*INSTRUCTIONS TO FOLLOW:* Can you write out every item below again, switching "passage-line" to "text-line" wherever it occurs and changing nothing else?

*RECORD LIST:*
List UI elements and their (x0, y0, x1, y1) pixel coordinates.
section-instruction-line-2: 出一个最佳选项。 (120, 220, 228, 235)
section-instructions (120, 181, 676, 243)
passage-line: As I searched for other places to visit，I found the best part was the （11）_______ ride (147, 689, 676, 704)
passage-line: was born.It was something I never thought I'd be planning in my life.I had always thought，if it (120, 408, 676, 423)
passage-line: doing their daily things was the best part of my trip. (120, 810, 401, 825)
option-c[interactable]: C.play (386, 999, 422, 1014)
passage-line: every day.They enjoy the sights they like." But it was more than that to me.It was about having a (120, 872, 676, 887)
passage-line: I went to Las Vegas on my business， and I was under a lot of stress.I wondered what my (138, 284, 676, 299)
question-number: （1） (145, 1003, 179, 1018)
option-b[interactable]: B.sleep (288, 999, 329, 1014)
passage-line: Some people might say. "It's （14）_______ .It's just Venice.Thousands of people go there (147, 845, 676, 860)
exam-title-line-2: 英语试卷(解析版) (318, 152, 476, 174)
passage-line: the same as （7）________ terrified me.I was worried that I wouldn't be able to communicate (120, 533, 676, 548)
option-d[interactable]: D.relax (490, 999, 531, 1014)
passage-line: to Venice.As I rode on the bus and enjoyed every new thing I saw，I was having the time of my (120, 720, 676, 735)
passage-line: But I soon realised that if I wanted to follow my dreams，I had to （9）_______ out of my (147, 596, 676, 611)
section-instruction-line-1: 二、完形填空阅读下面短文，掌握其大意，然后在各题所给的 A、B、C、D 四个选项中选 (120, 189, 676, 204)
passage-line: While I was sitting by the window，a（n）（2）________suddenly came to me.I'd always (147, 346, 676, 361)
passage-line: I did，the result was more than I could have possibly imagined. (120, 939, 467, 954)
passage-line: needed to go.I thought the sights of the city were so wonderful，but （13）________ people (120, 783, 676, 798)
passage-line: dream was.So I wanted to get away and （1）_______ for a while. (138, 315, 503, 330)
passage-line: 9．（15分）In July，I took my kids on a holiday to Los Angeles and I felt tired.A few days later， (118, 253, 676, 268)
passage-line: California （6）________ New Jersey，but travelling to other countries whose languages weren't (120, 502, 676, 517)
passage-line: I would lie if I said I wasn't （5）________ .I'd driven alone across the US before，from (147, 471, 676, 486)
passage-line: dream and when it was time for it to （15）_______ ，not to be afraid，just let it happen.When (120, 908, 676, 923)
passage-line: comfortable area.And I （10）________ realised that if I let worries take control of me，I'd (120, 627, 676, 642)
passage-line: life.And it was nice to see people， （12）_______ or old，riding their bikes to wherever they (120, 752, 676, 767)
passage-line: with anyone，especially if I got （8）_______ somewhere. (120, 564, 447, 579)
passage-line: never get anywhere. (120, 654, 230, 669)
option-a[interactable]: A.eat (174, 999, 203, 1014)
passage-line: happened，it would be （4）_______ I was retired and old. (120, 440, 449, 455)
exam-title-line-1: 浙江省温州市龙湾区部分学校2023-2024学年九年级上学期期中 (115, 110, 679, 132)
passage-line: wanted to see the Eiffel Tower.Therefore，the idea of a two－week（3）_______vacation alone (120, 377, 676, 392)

*TASK ANSWER:*
List UI elements and their (x0, y0, x1, y1) pixel coordinates.
section-instruction-line-2: 出一个最佳选项。 (120, 220, 228, 235)
section-instructions (120, 181, 676, 243)
text-line: As I searched for other places to visit，I found the best part was the （11）_______ ride (147, 689, 676, 704)
text-line: was born.It was something I never thought I'd be planning in my life.I had always thought，if it (120, 408, 676, 423)
text-line: doing their daily things was the best part of my trip. (120, 810, 401, 825)
option-c[interactable]: C.play (386, 999, 422, 1014)
text-line: every day.They enjoy the sights they like." But it was more than that to me.It was about having a (120, 872, 676, 887)
text-line: I went to Las Vegas on my business， and I was under a lot of stress.I wondered what my (138, 284, 676, 299)
question-number: （1） (145, 1003, 179, 1018)
option-b[interactable]: B.sleep (288, 999, 329, 1014)
text-line: Some people might say. "It's （14）_______ .It's just Venice.Thousands of people go there (147, 845, 676, 860)
exam-title-line-2: 英语试卷(解析版) (318, 152, 476, 174)
text-line: the same as （7）________ terrified me.I was worried that I wouldn't be able to communicate (120, 533, 676, 548)
option-d[interactable]: D.relax (490, 999, 531, 1014)
text-line: to Venice.As I rode on the bus and enjoyed every new thing I saw，I was having the time of my (120, 720, 676, 735)
text-line: But I soon realised that if I wanted to follow my dreams，I had to （9）_______ out of my (147, 596, 676, 611)
section-instruction-line-1: 二、完形填空阅读下面短文，掌握其大意，然后在各题所给的 A、B、C、D 四个选项中选 (120, 189, 676, 204)
text-line: While I was sitting by the window，a（n）（2）________suddenly came to me.I'd always (147, 346, 676, 361)
text-line: I did，the result was more than I could have possibly imagined. (120, 939, 467, 954)
text-line: needed to go.I thought the sights of the city were so wonderful，but （13）________ people (120, 783, 676, 798)
text-line: dream was.So I wanted to get away and （1）_______ for a while. (138, 315, 503, 330)
text-line: 9．（15分）In July，I took my kids on a holiday to Los Angeles and I felt tired.A few days later， (118, 253, 676, 268)
text-line: California （6）________ New Jersey，but travelling to other countries whose languages weren't (120, 502, 676, 517)
text-line: I would lie if I said I wasn't （5）________ .I'd driven alone across the US before，from (147, 471, 676, 486)
text-line: dream and when it was time for it to （15）_______ ，not to be afraid，just let it happen.When (120, 908, 676, 923)
text-line: comfortable area.And I （10）________ realised that if I let worries take control of me，I'd (120, 627, 676, 642)
text-line: life.And it was nice to see people， （12）_______ or old，riding their bikes to wherever they (120, 752, 676, 767)
text-line: with anyone，especially if I got （8）_______ somewhere. (120, 564, 447, 579)
text-line: never get anywhere. (120, 654, 230, 669)
option-a[interactable]: A.eat (174, 999, 203, 1014)
text-line: happened，it would be （4）_______ I was retired and old. (120, 440, 449, 455)
exam-title-line-1: 浙江省温州市龙湾区部分学校2023-2024学年九年级上学期期中 (115, 110, 679, 132)
text-line: wanted to see the Eiffel Tower.Therefore，the idea of a two－week（3）_______vacation alone (120, 377, 676, 392)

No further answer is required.